[Work to complete]
Nothing should be left out: output all of the entries exactly.

(Stored data)
══════

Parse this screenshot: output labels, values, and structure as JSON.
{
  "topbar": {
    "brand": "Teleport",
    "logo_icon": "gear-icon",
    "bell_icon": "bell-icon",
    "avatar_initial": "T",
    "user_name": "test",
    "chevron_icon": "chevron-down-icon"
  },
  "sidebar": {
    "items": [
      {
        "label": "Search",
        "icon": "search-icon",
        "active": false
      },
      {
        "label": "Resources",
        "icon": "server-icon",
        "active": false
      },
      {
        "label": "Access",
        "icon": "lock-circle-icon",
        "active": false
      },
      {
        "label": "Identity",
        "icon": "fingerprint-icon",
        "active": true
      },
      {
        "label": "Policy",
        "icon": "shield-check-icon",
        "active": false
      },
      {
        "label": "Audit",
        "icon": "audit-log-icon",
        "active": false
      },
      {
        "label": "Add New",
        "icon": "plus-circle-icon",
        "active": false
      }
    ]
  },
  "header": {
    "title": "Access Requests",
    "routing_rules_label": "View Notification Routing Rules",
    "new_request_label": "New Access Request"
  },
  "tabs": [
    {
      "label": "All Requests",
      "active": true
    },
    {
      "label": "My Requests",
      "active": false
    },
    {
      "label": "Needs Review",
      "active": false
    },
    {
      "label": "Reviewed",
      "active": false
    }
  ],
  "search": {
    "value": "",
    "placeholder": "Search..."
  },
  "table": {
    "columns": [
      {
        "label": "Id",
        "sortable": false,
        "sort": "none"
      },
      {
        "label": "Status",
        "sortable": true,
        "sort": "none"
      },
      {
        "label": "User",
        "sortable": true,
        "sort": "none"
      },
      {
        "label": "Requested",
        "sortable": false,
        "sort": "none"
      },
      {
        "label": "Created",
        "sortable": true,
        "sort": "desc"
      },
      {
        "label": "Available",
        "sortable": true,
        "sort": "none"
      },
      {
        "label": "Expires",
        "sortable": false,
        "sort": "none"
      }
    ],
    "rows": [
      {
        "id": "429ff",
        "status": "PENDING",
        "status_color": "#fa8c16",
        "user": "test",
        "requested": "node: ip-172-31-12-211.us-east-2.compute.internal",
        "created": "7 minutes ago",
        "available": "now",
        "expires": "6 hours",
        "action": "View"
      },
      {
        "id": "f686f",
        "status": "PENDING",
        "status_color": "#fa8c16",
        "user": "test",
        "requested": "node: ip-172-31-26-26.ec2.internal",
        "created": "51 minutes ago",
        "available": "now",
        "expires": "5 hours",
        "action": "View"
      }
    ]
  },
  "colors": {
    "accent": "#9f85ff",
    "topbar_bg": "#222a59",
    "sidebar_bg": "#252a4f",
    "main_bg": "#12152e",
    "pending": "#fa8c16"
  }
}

══════

[Correct answer]
Parse this screenshot: output labels, values, and structure as JSON.
{
  "topbar": {
    "brand": "Teleport",
    "logo_icon": "gear-icon",
    "bell_icon": "bell-icon",
    "avatar_initial": "T",
    "user_name": "test",
    "chevron_icon": "chevron-down-icon"
  },
  "sidebar": {
    "items": [
      {
        "label": "Search",
        "icon": "search-icon",
        "active": false
      },
      {
        "label": "Resources",
        "icon": "server-icon",
        "active": false
      },
      {
        "label": "Access",
        "icon": "lock-circle-icon",
        "active": false
      },
      {
        "label": "Identity",
        "icon": "fingerprint-icon",
        "active": true
      },
      {
        "label": "Policy",
        "icon": "shield-check-icon",
        "active": false
      },
      {
        "label": "Audit",
        "icon": "audit-log-icon",
        "active": false
      },
      {
        "label": "Add New",
        "icon": "plus-circle-icon",
        "active": false
      }
    ]
  },
  "header": {
    "title": "Access Requests",
    "routing_rules_label": "View Notification Routing Rules",
    "new_request_label": "New Access Request"
  },
  "tabs": [
    {
      "label": "All Requests",
      "active": true
    },
    {
      "label": "My Requests",
      "active": false
    },
    {
      "label": "Needs Review",
      "active": false
    },
    {
      "label": "Reviewed",
      "active": false
    }
  ],
  "search": {
    "value": "",
    "placeholder": "Search..."
  },
  "table": {
    "columns": [
      {
        "label": "Id",
        "sortable": false,
        "sort": "none"
      },
      {
        "label": "Status",
        "sortable": true,
        "sort": "none"
      },
      {
        "label": "User",
        "sortable": true,
        "sort": "none"
      },
      {
        "label": "Requested",
        "sortable": false,
        "sort": "none"
      },
      {
        "label": "Created",
        "sortable": true,
        "sort": "desc"
      },
      {
        "label": "Available",
        "sortable": true,
        "sort": "none"
      },
      {
        "label": "Expires",
        "sortable": false,
        "sort": "none"
      }
    ],
    "rows": [
      {
        "id": "429ff",
        "status": "PENDING",
        "status_color": "#fa8c16",
        "user": "test",
        "requested": "node: ip-172-31-12-211.us-east-2.compute.internal",
        "created": "7 minutes ago",
        "available": "now",
        "expires": "6 hours",
        "action": "View"
      },
      {
        "id": "f686f",
        "status": "PENDING",
        "status_color": "#fa8c16",
        "user": "test",
        "requested": "node: ip-172-31-26-26.ec2.internal",
        "created": "51 minutes ago",
        "available": "now",
        "expires": "5 hours",
        "action": "View"
      }
    ]
  },
  "colors": {
    "accent": "#9f85ff",
    "topbar_bg": "#222a59",
    "sidebar_bg": "#252a4f",
    "main_bg": "#12152e",
    "pending": "#fa8c16"
  }
}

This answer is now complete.